• [Exercise goal]: Single out each line with the word "JSON" and copy it.

• [Dataset rows]:
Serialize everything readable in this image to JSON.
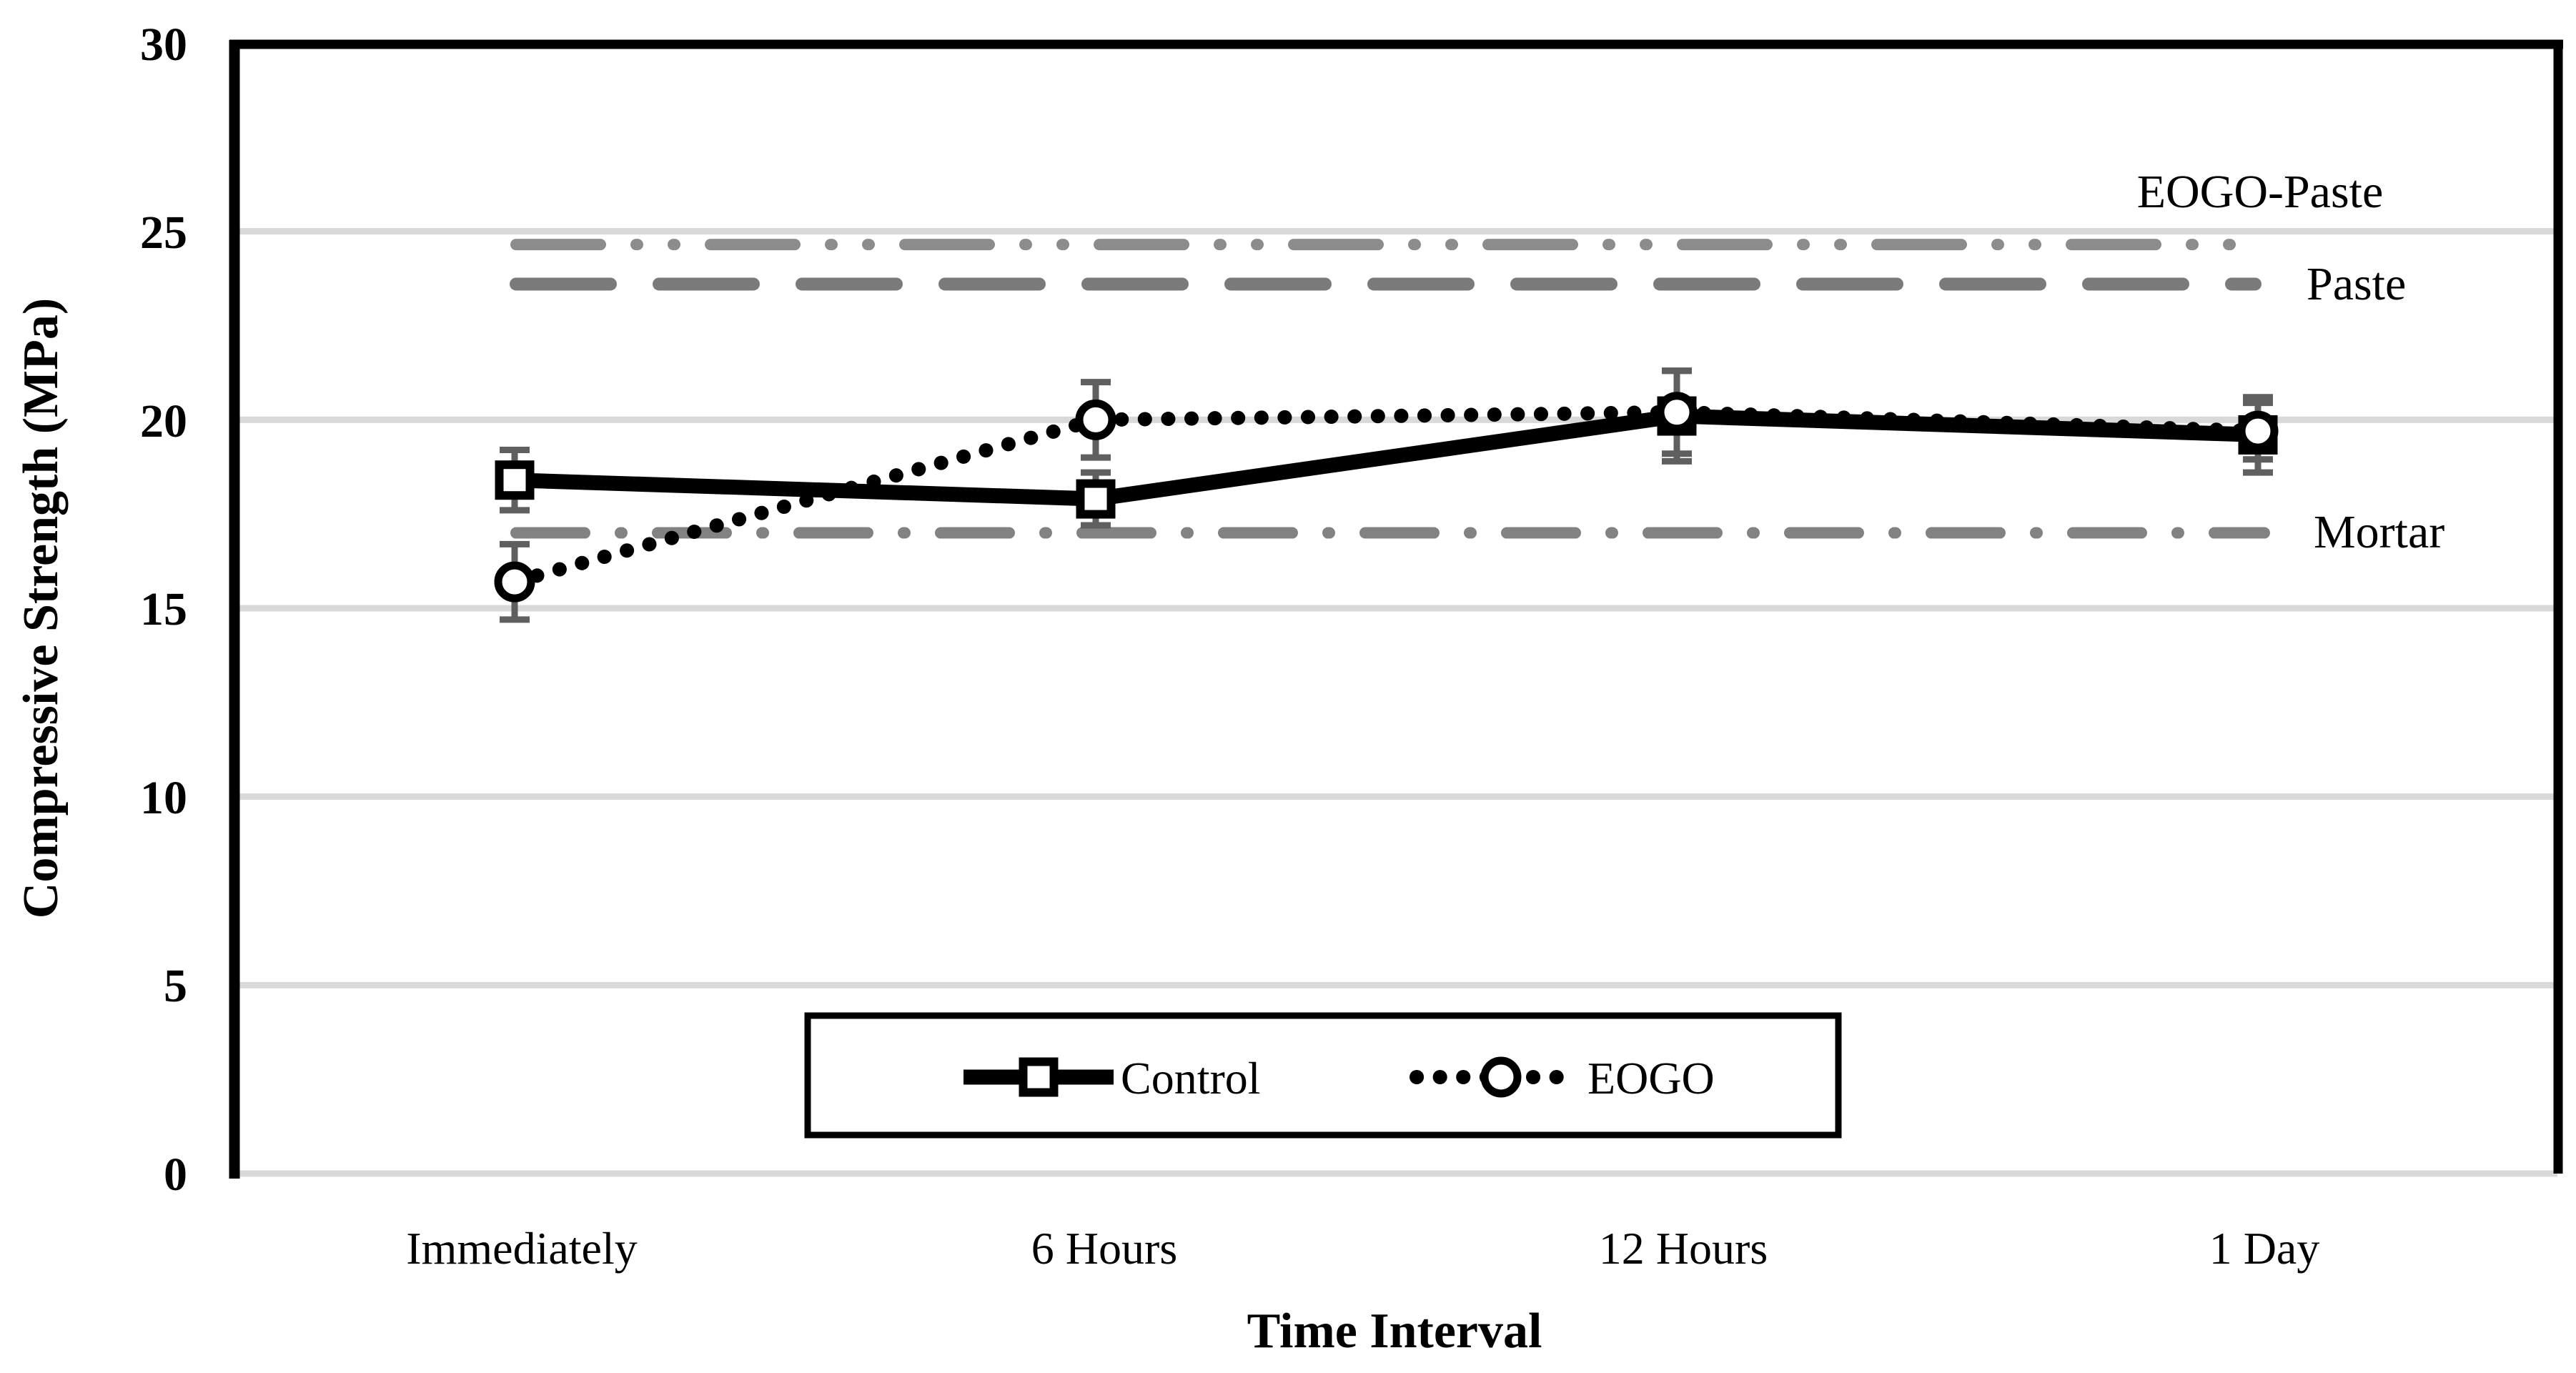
{
  "chart_data": {
    "type": "line",
    "title": "",
    "xlabel": "Time Interval",
    "ylabel": "Compressive Strength (MPa)",
    "ylim": [
      0,
      30
    ],
    "yticks": [
      0,
      5,
      10,
      15,
      20,
      25,
      30
    ],
    "y_tick_labels": [
      "30",
      "25",
      "20",
      "15",
      "10",
      "5",
      "0"
    ],
    "categories": [
      "Immediately",
      "6 Hours",
      "12 Hours",
      "1 Day"
    ],
    "grid": "horizontal-on",
    "gridline_color": "#d9d9d9",
    "axis_color": "#000000",
    "error_bar_color": "#5f5f5f",
    "legend_position": "bottom-center-inside-box",
    "series": [
      {
        "name": "Control",
        "line_style": "solid",
        "marker": "square",
        "color": "#000000",
        "marker_fill": "#ffffff",
        "values": [
          18.4,
          17.9,
          20.1,
          19.6
        ],
        "error": [
          0.8,
          0.7,
          1.2,
          1.0
        ]
      },
      {
        "name": "EOGO",
        "line_style": "dotted",
        "marker": "circle",
        "color": "#000000",
        "marker_fill": "#ffffff",
        "values": [
          15.7,
          20.0,
          20.2,
          19.7
        ],
        "error": [
          1.0,
          1.0,
          1.1,
          0.75
        ]
      }
    ],
    "reference_lines": [
      {
        "name": "EOGO-Paste",
        "value": 24.65,
        "style": "dash-dot-dot",
        "color": "#8c8c8c"
      },
      {
        "name": "Paste",
        "value": 23.6,
        "style": "dashed",
        "color": "#7a7a7a"
      },
      {
        "name": "Mortar",
        "value": 17.0,
        "style": "dash-dot",
        "color": "#828282"
      }
    ]
  },
  "legend": {
    "items": [
      {
        "label": "Control"
      },
      {
        "label": "EOGO"
      }
    ]
  }
}
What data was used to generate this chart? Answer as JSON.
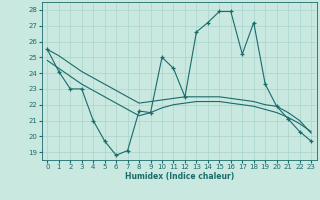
{
  "xlabel": "Humidex (Indice chaleur)",
  "xlim": [
    -0.5,
    23.5
  ],
  "ylim": [
    18.5,
    28.5
  ],
  "yticks": [
    19,
    20,
    21,
    22,
    23,
    24,
    25,
    26,
    27,
    28
  ],
  "xticks": [
    0,
    1,
    2,
    3,
    4,
    5,
    6,
    7,
    8,
    9,
    10,
    11,
    12,
    13,
    14,
    15,
    16,
    17,
    18,
    19,
    20,
    21,
    22,
    23
  ],
  "bg_color": "#c8e8e0",
  "grid_color": "#b0d8d0",
  "line_color": "#1a6b6b",
  "line1": [
    25.5,
    24.1,
    23.0,
    23.0,
    21.0,
    19.7,
    18.8,
    19.1,
    21.6,
    21.5,
    25.0,
    24.3,
    22.5,
    26.6,
    27.2,
    27.9,
    27.9,
    25.2,
    27.2,
    23.3,
    21.9,
    21.1,
    20.3,
    19.7
  ],
  "line2": [
    24.8,
    24.3,
    23.8,
    23.3,
    22.9,
    22.5,
    22.1,
    21.7,
    21.3,
    21.5,
    21.8,
    22.0,
    22.1,
    22.2,
    22.2,
    22.2,
    22.1,
    22.0,
    21.9,
    21.7,
    21.5,
    21.2,
    20.8,
    20.3
  ],
  "line3": [
    25.5,
    25.1,
    24.6,
    24.1,
    23.7,
    23.3,
    22.9,
    22.5,
    22.1,
    22.2,
    22.3,
    22.4,
    22.5,
    22.5,
    22.5,
    22.5,
    22.4,
    22.3,
    22.2,
    22.0,
    21.9,
    21.5,
    21.0,
    20.2
  ]
}
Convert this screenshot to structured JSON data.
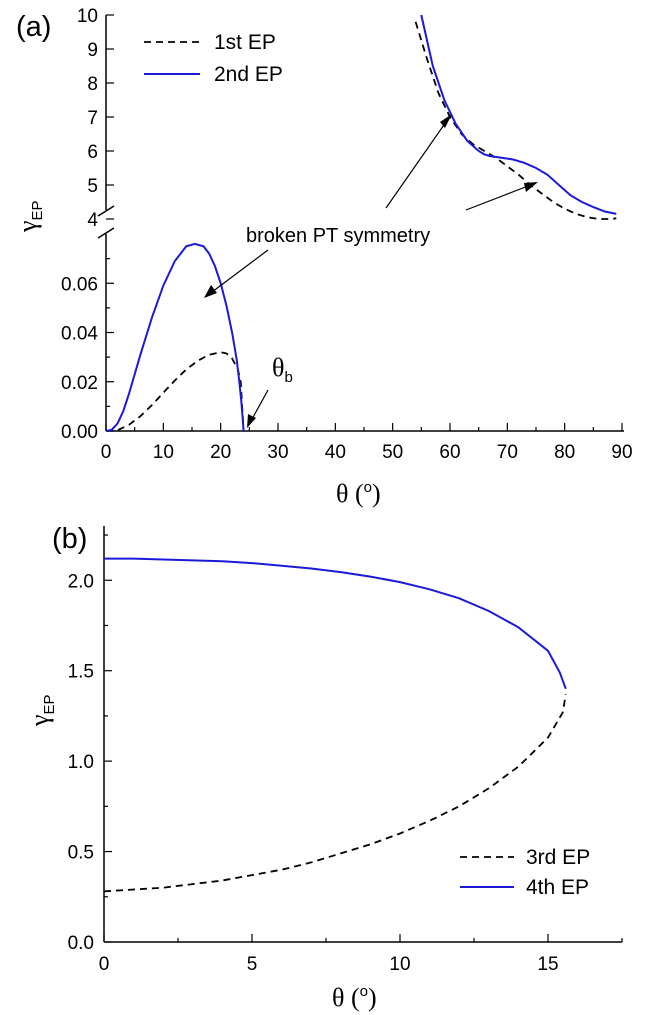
{
  "chart_data": [
    {
      "type": "line",
      "panel_label": "(a)",
      "xlabel": "θ (o)",
      "xlabel_symbol": "θ",
      "xlabel_unit": "o",
      "ylabel_symbol": "γ",
      "ylabel_sub": "EP",
      "xlim": [
        0,
        90
      ],
      "xticks": [
        "0",
        "10",
        "20",
        "30",
        "40",
        "50",
        "60",
        "70",
        "80",
        "90"
      ],
      "ylim_lower": [
        0,
        0.08
      ],
      "yticks_lower": [
        "0.00",
        "0.02",
        "0.04",
        "0.06"
      ],
      "ylim_upper": [
        4,
        10
      ],
      "yticks_upper": [
        "4",
        "5",
        "6",
        "7",
        "8",
        "9",
        "10"
      ],
      "axis_break": true,
      "legend_position": "top-left",
      "annotations": {
        "broken_symmetry": "broken PT symmetry",
        "theta_b_symbol": "θ",
        "theta_b_sub": "b"
      },
      "series": [
        {
          "name": "1st EP",
          "style": "dashed",
          "color": "#000000",
          "segments": [
            {
              "x": [
                0,
                2,
                4,
                6,
                8,
                10,
                12,
                14,
                16,
                18,
                20,
                21,
                22,
                23,
                23.5,
                24
              ],
              "y": [
                0,
                0.0003,
                0.0025,
                0.006,
                0.0105,
                0.0155,
                0.0205,
                0.025,
                0.0285,
                0.031,
                0.032,
                0.0315,
                0.0295,
                0.025,
                0.02,
                0
              ]
            },
            {
              "x": [
                54,
                56,
                58,
                60,
                62,
                64,
                66,
                68,
                70,
                72,
                74,
                76,
                78,
                80,
                82,
                84,
                86,
                88,
                89
              ],
              "y": [
                9.8,
                8.7,
                7.7,
                7.0,
                6.5,
                6.2,
                6.0,
                5.8,
                5.55,
                5.3,
                5.0,
                4.75,
                4.5,
                4.3,
                4.15,
                4.05,
                4.0,
                4.0,
                4.02
              ]
            }
          ]
        },
        {
          "name": "2nd EP",
          "style": "solid",
          "color": "#1a1ad8",
          "segments": [
            {
              "x": [
                0,
                1,
                2,
                3,
                4,
                6,
                8,
                10,
                12,
                14,
                15.5,
                17,
                18,
                19,
                20,
                21,
                22,
                22.8,
                23.3,
                23.6,
                23.8,
                24
              ],
              "y": [
                0,
                0.0005,
                0.003,
                0.008,
                0.015,
                0.031,
                0.046,
                0.059,
                0.069,
                0.075,
                0.076,
                0.075,
                0.072,
                0.067,
                0.06,
                0.051,
                0.04,
                0.029,
                0.019,
                0.012,
                0.006,
                0
              ]
            },
            {
              "x": [
                55,
                57,
                59,
                61,
                63,
                65,
                66,
                67,
                69,
                71,
                73,
                75,
                77,
                79,
                81,
                83,
                85,
                87,
                89
              ],
              "y": [
                10,
                8.5,
                7.5,
                6.8,
                6.3,
                6.0,
                5.9,
                5.85,
                5.8,
                5.75,
                5.65,
                5.5,
                5.3,
                5.0,
                4.7,
                4.5,
                4.35,
                4.22,
                4.15
              ]
            }
          ]
        }
      ]
    },
    {
      "type": "line",
      "panel_label": "(b)",
      "xlabel": "θ (o)",
      "xlabel_symbol": "θ",
      "xlabel_unit": "o",
      "ylabel_symbol": "γ",
      "ylabel_sub": "EP",
      "xlim": [
        0,
        17.5
      ],
      "xticks": [
        "0",
        "5",
        "10",
        "15"
      ],
      "ylim": [
        0,
        2.3
      ],
      "yticks": [
        "0.0",
        "0.5",
        "1.0",
        "1.5",
        "2.0"
      ],
      "legend_position": "bottom-right",
      "series": [
        {
          "name": "3rd EP",
          "style": "dashed",
          "color": "#000000",
          "x": [
            0,
            1,
            2,
            3,
            4,
            5,
            6,
            7,
            8,
            9,
            10,
            11,
            12,
            13,
            14,
            15,
            15.5,
            15.6
          ],
          "y": [
            0.28,
            0.29,
            0.3,
            0.32,
            0.34,
            0.37,
            0.4,
            0.44,
            0.49,
            0.54,
            0.6,
            0.67,
            0.75,
            0.85,
            0.97,
            1.13,
            1.27,
            1.37
          ]
        },
        {
          "name": "4th EP",
          "style": "solid",
          "color": "#1a1ad8",
          "x": [
            0,
            1,
            2,
            3,
            4,
            5,
            6,
            7,
            8,
            9,
            10,
            11,
            12,
            13,
            14,
            15,
            15.4,
            15.6
          ],
          "y": [
            2.12,
            2.12,
            2.115,
            2.11,
            2.105,
            2.095,
            2.08,
            2.065,
            2.045,
            2.02,
            1.99,
            1.95,
            1.9,
            1.83,
            1.74,
            1.61,
            1.49,
            1.4
          ]
        }
      ]
    }
  ]
}
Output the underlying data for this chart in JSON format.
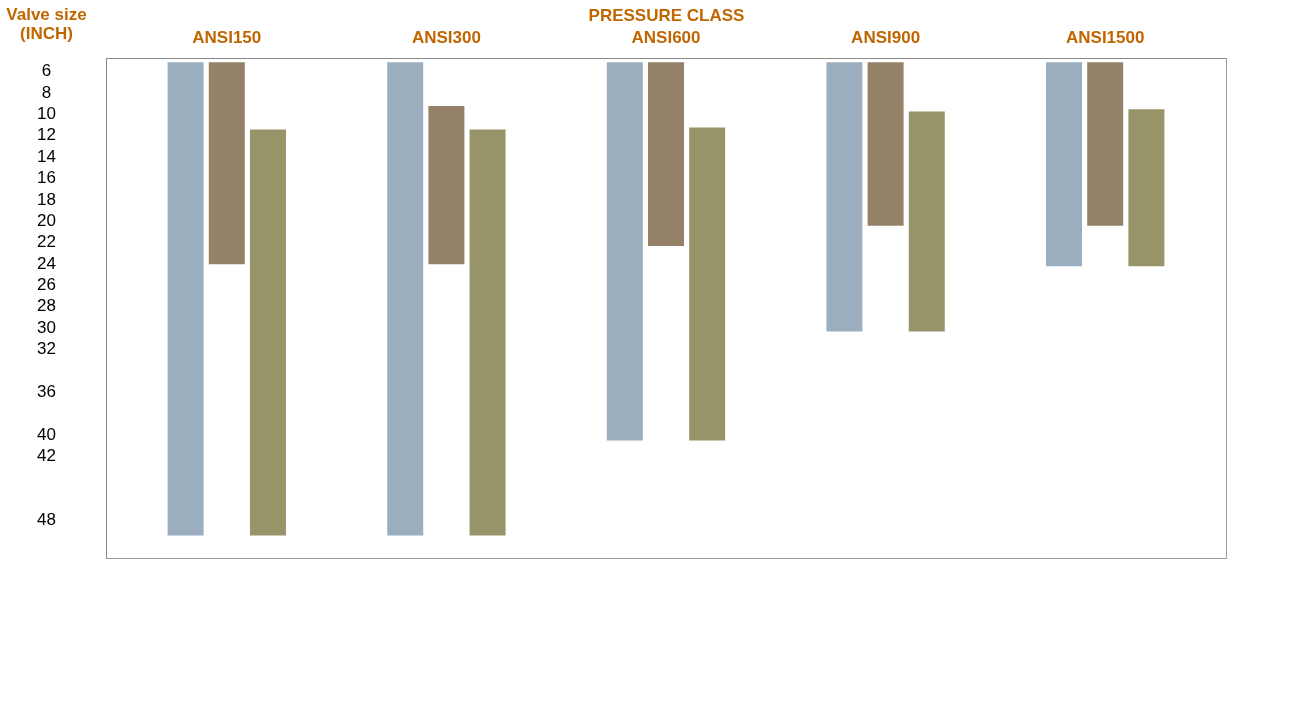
{
  "chart_data": {
    "type": "bar",
    "xlabel": "PRESSURE CLASS",
    "ylabel": "Valve size\n(INCH)",
    "categories": [
      "ANSI150",
      "ANSI300",
      "ANSI600",
      "ANSI900",
      "ANSI1500"
    ],
    "ylim": [
      51.6,
      4.8
    ],
    "yticks": [
      6,
      8,
      10,
      12,
      14,
      16,
      18,
      20,
      22,
      24,
      26,
      28,
      30,
      32,
      36,
      40,
      42,
      48
    ],
    "series": [
      {
        "color": "#9aaebf",
        "base": [
          5.2,
          5.2,
          5.2,
          5.2,
          5.2
        ],
        "values": [
          44.3,
          44.3,
          35.4,
          25.2,
          19.1
        ]
      },
      {
        "color": "#958068",
        "base": [
          5.2,
          9.3,
          5.2,
          5.2,
          5.2
        ],
        "values": [
          18.9,
          14.8,
          17.2,
          15.3,
          15.3
        ]
      },
      {
        "color": "#979469",
        "base": [
          11.5,
          11.5,
          11.3,
          9.8,
          9.6
        ],
        "values": [
          38,
          38,
          29.3,
          20.6,
          14.7
        ]
      }
    ],
    "grid": false
  }
}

• [Response below]:
Serialize everything readable in this image to JSON.
What data was used to generate this chart? Answer as JSON.
Convert this screenshot to structured JSON data.
Output the underlying data for this chart in JSON format.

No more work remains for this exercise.